◆ Text excerpt:
If you make it through the month with little difficulty, then no, I would not call you an alcoholic, because you would not have the requisite psychological dependency. If you find that you continue to drink in the same pattern - no matter the justification - that would imply that you do have an unhealthy psychological dependency.

Alcoholism is just a classification. To me, the important questions are if you are physically dependent (probably not, since you only drink 2 nights/week), if you are psychologically dependent (no idea), and if your drinking interferes with your quality of life (no idea).

If you want to read the DSM-IV diagnosis of alcohol abuse and alcohol dependence, you can find it here.
posted by insectosaurus at 9:03 AM on May 31, 2009 [4 favorites]


Do you have alcohol withdrawal when you don't drink (tremors, D.T.s, etc.)? I think you may just like the taste of it. Do you start early in the morning? These are additional questions you need to ponder. You have a healthy fear, which is good. Realize that if you are not an alcoholic now, it doesn't mean that you won't become one. Your family history is something to keep in mind.
posted by 6:1 at 9:12 AM on May 31, 2009


Does it get in the way of your life at all?
Do you ever not wake up on time on Saturday or put off chores you need to do only because you're hungover? If yes and you still keep drinking every Friday night then it is a problem.
If there was something else to do on a Friday/Saturday night that didn't involve you sitting at home, and didn't involve drinking, would you do it or would you choose to have the 6 drinks?
Even if there is nothing else for you to do, can you spend Friday night alone without drinking, or would you feel like you're missing something?

Depending on how you answer those questions it might or might not be a problem. But either way, drinking so much, especially all in 1-2 nights, can't be healthy!
posted by KateHasQuestions at 9:14 AM on May 31, 2009


I don't think you're an alcoholic but...

...some time soon, go to a cheap, all inclusive beach resort. Look at the bodies of the older people around you and you'll see what those 12 drinks a week are eventually going to do to you.
posted by bonobothegreat at 9:17 AM on May 31, 2009


What are the odds of my becoming an alcoholic?

Try not to drink for two weeks. If you can do it without problems, you're probably not, at this point. If you can't, you've got a problem that needs to be sorted out. I am not a health official, nor do I have any such training so take it with a grain of salt, but the general rule is that you literally can't stop, even in the face of negative consequences. So, can you stop drinking?

I’d be skeptical about the agenda of those presuming otherwise

I'd be skeptical of those seeing agenda everywhere.

◆ Stored data:
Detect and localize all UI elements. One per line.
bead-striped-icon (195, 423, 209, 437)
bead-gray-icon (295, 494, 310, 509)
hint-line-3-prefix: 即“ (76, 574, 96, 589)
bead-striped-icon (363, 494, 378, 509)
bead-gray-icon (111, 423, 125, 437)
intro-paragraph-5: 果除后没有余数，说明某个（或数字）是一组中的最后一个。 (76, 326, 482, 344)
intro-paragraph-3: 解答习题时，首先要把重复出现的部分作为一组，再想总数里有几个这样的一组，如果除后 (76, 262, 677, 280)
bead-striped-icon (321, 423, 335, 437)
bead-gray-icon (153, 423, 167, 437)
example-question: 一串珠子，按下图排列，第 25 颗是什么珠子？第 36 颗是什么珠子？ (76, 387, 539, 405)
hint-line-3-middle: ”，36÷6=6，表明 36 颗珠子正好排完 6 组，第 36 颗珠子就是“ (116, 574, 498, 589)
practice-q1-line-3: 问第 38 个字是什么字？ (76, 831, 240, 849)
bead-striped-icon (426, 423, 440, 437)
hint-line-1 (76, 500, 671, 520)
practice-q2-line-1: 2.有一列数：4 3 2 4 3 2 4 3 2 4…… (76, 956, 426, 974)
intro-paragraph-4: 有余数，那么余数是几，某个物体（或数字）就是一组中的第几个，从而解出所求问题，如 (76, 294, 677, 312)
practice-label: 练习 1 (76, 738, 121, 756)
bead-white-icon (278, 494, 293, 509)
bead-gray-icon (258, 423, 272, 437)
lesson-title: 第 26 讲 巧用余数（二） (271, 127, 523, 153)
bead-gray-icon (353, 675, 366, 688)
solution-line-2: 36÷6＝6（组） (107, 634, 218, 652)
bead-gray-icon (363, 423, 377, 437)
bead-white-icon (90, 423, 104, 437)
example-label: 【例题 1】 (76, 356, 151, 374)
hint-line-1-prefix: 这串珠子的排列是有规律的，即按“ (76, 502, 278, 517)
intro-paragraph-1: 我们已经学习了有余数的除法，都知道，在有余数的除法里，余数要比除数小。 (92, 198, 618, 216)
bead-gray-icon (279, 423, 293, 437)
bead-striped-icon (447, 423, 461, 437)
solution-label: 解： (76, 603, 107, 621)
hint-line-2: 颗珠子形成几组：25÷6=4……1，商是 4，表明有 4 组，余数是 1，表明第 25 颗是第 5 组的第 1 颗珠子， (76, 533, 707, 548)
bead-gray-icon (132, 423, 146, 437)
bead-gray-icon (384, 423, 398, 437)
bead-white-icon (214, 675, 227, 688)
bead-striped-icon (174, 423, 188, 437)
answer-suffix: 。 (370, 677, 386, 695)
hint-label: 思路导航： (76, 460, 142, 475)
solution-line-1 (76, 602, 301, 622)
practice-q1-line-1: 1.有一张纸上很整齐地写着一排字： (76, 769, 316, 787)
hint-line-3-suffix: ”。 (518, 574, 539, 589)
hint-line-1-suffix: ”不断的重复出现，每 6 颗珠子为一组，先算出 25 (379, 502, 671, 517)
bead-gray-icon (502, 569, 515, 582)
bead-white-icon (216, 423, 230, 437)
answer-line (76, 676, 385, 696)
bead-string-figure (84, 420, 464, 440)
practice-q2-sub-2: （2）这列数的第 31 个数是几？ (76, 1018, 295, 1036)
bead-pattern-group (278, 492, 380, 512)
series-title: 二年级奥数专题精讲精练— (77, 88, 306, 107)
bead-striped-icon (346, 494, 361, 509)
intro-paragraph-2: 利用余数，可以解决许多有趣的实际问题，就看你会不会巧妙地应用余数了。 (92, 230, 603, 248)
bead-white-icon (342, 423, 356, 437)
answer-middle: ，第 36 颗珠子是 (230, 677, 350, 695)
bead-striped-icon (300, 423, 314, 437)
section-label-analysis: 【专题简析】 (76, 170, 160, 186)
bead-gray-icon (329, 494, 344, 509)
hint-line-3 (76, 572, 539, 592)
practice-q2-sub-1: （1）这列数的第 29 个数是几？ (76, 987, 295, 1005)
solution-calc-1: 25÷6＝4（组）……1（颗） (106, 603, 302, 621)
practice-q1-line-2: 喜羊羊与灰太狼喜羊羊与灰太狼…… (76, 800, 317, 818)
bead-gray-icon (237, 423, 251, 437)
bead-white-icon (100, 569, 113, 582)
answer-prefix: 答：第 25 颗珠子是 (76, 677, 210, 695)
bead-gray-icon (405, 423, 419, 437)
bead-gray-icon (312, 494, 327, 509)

◆ Activity 1: In the alcoholism thread, why does the first commenter say a person who gets through the month with little difficulty would not be called an alcoholic?
◆ Activity 2: Extract the portion of the alcoholism thread between "If you want" and "life at all?", inclusive.

◆ Your response 1: Such a person would not have the psychological dependency that the commenter considers necessary for alcoholism. Continuing to drink in the same pattern, whatever the justification, would instead suggest an unhealthy psychological dependency.

◆ Your response 2:
If you want to read the DSM-IV diagnosis of alcohol abuse and alcohol dependence, you can find it here.
posted by insectosaurus at 9:03 AM on May 31, 2009 [4 favorites]


Do you have alcohol withdrawal when you don't drink (tremors, D.T.s, etc.)? I think you may just like the taste of it. Do you start early in the morning? These are additional questions you need to ponder. You have a healthy fear, which is good. Realize that if you are not an alcoholic now, it doesn't mean that you won't become one. Your family history is something to keep in mind.
posted by 6:1 at 9:12 AM on May 31, 2009


Does it get in the way of your life at all?